• The request:
Word for word, restate every line of the material.

• The input:
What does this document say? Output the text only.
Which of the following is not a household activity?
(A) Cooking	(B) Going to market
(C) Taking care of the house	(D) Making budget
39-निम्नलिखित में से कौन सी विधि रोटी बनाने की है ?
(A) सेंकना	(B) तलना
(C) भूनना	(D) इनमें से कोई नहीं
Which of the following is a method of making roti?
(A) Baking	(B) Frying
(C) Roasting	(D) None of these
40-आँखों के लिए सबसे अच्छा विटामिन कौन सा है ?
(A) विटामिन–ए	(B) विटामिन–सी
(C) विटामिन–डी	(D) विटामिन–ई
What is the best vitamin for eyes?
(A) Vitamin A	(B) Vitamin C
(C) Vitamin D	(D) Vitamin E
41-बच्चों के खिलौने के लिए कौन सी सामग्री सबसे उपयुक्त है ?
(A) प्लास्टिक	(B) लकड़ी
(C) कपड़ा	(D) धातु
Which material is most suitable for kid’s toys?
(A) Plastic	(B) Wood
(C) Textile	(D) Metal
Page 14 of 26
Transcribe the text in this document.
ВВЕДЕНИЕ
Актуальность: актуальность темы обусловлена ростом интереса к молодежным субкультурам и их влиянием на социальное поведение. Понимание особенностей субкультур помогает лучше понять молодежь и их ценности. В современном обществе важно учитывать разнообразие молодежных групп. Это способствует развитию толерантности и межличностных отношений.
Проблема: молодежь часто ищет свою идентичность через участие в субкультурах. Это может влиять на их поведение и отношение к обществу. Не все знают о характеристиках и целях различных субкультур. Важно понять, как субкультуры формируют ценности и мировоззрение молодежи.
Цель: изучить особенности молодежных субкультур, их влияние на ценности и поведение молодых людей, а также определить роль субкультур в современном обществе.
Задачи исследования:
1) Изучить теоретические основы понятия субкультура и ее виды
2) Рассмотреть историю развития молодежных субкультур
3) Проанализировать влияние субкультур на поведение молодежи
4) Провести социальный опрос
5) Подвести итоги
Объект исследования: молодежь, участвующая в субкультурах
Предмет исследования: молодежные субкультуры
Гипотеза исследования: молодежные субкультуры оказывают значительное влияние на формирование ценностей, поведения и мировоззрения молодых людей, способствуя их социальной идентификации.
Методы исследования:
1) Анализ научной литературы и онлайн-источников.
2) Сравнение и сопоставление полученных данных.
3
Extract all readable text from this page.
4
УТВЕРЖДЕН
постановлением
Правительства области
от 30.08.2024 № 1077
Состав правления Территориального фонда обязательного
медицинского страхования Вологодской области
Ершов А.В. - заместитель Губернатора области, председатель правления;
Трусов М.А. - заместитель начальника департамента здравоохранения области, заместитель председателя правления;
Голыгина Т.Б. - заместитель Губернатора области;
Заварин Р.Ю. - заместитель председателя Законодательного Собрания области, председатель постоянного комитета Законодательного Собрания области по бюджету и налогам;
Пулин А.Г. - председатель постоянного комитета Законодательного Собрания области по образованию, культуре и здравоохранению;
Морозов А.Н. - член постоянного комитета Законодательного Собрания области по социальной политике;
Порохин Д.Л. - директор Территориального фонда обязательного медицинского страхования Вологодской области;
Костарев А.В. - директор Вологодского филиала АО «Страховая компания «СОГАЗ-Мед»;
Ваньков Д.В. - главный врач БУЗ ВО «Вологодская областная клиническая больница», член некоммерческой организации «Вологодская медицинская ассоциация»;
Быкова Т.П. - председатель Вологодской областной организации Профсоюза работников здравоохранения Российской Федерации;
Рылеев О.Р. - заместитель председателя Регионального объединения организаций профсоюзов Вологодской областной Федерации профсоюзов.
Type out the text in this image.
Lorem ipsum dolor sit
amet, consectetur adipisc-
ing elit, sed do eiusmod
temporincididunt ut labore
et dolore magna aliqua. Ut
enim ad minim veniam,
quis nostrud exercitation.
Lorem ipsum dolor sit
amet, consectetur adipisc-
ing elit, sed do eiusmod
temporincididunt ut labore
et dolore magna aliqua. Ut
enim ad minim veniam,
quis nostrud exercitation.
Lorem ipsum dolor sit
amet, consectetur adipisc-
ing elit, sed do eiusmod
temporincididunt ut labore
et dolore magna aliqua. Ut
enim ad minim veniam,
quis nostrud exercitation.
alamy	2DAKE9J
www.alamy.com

• Correct output:
What does this document say? Output the text only.
Which of the following is not a household activity?
(A) Cooking	(B) Going to market
(C) Taking care of the house	(D) Making budget
39-निम्नलिखित में से कौन सी विधि रोटी बनाने की है ?
(A) सेंकना	(B) तलना
(C) भूनना	(D) इनमें से कोई नहीं
Which of the following is a method of making roti?
(A) Baking	(B) Frying
(C) Roasting	(D) None of these
40-आँखों के लिए सबसे अच्छा विटामिन कौन सा है ?
(A) विटामिन–ए	(B) विटामिन–सी
(C) विटामिन–डी	(D) विटामिन–ई
What is the best vitamin for eyes?
(A) Vitamin A	(B) Vitamin C
(C) Vitamin D	(D) Vitamin E
41-बच्चों के खिलौने के लिए कौन सी सामग्री सबसे उपयुक्त है ?
(A) प्लास्टिक	(B) लकड़ी
(C) कपड़ा	(D) धातु
Which material is most suitable for kid’s toys?
(A) Plastic	(B) Wood
(C) Textile	(D) Metal
Page 14 of 26
Transcribe the text in this document.
ВВЕДЕНИЕ
Актуальность: актуальность темы обусловлена ростом интереса к молодежным субкультурам и их влиянием на социальное поведение. Понимание особенностей субкультур помогает лучше понять молодежь и их ценности. В современном обществе важно учитывать разнообразие молодежных групп. Это способствует развитию толерантности и межличностных отношений.
Проблема: молодежь часто ищет свою идентичность через участие в субкультурах. Это может влиять на их поведение и отношение к обществу. Не все знают о характеристиках и целях различных субкультур. Важно понять, как субкультуры формируют ценности и мировоззрение молодежи.
Цель: изучить особенности молодежных субкультур, их влияние на ценности и поведение молодых людей, а также определить роль субкультур в современном обществе.
Задачи исследования:
1) Изучить теоретические основы понятия субкультура и ее виды
2) Рассмотреть историю развития молодежных субкультур
3) Проанализировать влияние субкультур на поведение молодежи
4) Провести социальный опрос
5) Подвести итоги
Объект исследования: молодежь, участвующая в субкультурах
Предмет исследования: молодежные субкультуры
Гипотеза исследования: молодежные субкультуры оказывают значительное влияние на формирование ценностей, поведения и мировоззрения молодых людей, способствуя их социальной идентификации.
Методы исследования:
1) Анализ научной литературы и онлайн-источников.
2) Сравнение и сопоставление полученных данных.
3
Extract all readable text from this page.
4
УТВЕРЖДЕН
постановлением
Правительства области
от 30.08.2024 № 1077
Состав правления Территориального фонда обязательного
медицинского страхования Вологодской области
Ершов А.В. - заместитель Губернатора области, председатель правления;
Трусов М.А. - заместитель начальника департамента здравоохранения области, заместитель председателя правления;
Голыгина Т.Б. - заместитель Губернатора области;
Заварин Р.Ю. - заместитель председателя Законодательного Собрания области, председатель постоянного комитета Законодательного Собрания области по бюджету и налогам;
Пулин А.Г. - председатель постоянного комитета Законодательного Собрания области по образованию, культуре и здравоохранению;
Морозов А.Н. - член постоянного комитета Законодательного Собрания области по социальной политике;
Порохин Д.Л. - директор Территориального фонда обязательного медицинского страхования Вологодской области;
Костарев А.В. - директор Вологодского филиала АО «Страховая компания «СОГАЗ-Мед»;
Ваньков Д.В. - главный врач БУЗ ВО «Вологодская областная клиническая больница», член некоммерческой организации «Вологодская медицинская ассоциация»;
Быкова Т.П. - председатель Вологодской областной организации Профсоюза работников здравоохранения Российской Федерации;
Рылеев О.Р. - заместитель председателя Регионального объединения организаций профсоюзов Вологодской областной Федерации профсоюзов.
Type out the text in this image.
Lorem ipsum dolor sit
amet, consectetur adipisc-
ing elit, sed do eiusmod
temporincididunt ut labore
et dolore magna aliqua. Ut
enim ad minim veniam,
quis nostrud exercitation.
Lorem ipsum dolor sit
amet, consectetur adipisc-
ing elit, sed do eiusmod
temporincididunt ut labore
et dolore magna aliqua. Ut
enim ad minim veniam,
quis nostrud exercitation.
Lorem ipsum dolor sit
amet, consectetur adipisc-
ing elit, sed do eiusmod
temporincididunt ut labore
et dolore magna aliqua. Ut
enim ad minim veniam,
quis nostrud exercitation.
alamy	2DAKE9J
www.alamy.com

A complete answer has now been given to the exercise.